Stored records
§

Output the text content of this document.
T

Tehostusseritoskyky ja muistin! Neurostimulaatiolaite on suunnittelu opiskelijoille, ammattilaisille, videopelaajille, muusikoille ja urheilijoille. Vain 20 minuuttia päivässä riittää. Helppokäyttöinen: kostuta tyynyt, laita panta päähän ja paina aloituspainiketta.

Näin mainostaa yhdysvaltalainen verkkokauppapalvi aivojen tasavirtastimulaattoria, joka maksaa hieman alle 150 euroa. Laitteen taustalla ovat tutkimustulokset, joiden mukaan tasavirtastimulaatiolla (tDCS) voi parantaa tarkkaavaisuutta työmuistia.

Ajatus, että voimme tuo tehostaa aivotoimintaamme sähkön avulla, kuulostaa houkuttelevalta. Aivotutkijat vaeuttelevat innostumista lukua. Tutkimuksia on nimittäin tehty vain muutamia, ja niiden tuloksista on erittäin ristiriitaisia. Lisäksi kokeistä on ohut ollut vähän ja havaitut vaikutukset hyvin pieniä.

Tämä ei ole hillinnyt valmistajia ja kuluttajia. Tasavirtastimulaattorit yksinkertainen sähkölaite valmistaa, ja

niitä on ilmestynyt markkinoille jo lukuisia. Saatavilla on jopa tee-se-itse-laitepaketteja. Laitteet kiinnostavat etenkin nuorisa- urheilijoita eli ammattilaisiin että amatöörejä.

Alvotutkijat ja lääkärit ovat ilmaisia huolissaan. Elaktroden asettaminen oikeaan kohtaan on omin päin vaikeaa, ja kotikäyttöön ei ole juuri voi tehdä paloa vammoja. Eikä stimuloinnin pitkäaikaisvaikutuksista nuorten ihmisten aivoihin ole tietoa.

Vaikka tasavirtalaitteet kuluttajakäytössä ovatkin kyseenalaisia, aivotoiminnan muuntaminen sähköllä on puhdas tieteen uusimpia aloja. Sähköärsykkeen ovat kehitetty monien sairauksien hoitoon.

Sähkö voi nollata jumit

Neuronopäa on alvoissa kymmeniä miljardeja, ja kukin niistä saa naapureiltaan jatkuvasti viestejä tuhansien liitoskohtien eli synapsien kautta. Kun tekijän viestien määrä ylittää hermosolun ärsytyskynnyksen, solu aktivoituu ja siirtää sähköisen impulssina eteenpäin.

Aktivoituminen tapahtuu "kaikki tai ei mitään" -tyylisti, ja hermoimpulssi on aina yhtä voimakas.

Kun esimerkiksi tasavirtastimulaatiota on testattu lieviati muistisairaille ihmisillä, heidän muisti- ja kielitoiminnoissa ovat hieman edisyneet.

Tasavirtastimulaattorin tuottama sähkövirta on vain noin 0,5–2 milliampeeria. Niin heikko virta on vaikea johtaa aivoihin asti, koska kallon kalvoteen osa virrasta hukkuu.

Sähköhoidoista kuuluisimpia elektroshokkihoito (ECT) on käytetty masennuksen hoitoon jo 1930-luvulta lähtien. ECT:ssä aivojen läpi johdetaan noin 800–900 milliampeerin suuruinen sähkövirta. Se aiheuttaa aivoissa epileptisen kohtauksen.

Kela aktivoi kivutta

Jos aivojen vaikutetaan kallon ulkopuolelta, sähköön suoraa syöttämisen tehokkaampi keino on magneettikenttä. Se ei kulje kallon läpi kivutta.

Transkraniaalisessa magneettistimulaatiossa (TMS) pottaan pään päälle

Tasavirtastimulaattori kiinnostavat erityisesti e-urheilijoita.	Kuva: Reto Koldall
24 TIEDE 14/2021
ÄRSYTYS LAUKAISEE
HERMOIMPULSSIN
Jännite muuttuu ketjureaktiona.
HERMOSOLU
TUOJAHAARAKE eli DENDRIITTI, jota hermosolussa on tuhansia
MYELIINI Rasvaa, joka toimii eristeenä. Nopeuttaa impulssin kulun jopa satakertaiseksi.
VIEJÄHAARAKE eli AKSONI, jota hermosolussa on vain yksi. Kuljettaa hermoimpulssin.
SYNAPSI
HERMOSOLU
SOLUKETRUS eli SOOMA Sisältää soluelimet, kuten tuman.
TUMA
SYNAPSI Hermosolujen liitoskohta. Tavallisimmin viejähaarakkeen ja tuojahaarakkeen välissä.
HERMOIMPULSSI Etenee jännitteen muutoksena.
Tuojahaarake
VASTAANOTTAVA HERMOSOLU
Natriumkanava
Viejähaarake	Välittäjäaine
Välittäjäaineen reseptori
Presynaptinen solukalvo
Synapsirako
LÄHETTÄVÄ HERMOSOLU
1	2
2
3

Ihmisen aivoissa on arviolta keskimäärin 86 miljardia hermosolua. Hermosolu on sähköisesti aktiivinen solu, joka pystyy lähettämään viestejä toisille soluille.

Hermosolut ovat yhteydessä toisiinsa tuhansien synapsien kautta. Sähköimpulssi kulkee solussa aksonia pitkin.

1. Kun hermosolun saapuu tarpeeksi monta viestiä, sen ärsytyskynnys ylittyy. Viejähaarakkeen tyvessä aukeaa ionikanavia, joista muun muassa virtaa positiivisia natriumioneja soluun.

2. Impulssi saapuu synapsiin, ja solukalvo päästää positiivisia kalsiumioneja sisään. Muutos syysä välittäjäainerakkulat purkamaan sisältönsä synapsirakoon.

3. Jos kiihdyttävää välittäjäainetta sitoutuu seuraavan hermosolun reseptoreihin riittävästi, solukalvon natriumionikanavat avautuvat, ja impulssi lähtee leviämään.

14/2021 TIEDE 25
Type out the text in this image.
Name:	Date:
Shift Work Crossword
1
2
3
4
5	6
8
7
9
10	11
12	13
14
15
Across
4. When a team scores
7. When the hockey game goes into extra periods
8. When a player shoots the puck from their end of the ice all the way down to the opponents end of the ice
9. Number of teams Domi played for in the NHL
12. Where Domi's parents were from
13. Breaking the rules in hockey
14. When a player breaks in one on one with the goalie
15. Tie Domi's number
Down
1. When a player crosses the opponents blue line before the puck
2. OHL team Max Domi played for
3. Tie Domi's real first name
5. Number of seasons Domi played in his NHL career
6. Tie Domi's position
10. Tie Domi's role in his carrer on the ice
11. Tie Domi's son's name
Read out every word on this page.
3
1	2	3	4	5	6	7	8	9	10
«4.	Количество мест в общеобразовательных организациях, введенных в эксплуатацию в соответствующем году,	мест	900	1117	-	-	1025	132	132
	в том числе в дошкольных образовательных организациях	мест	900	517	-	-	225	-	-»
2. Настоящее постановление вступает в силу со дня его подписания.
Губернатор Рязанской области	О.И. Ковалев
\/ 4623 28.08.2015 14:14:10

§

**EXERCISE REQUIREMENTS:**
Copy each line of the listing that includes "Domi".

**RESPONSE FOR THIS EXERCISE:**
9. Number of teams Domi played for in the NHL
12. Where Domi's parents were from
15. Tie Domi's number
2. OHL team Max Domi played for
3. Tie Domi's real first name
5. Number of seasons Domi played in his NHL career
6. Tie Domi's position
10. Tie Domi's role in his carrer on the ice
11. Tie Domi's son's name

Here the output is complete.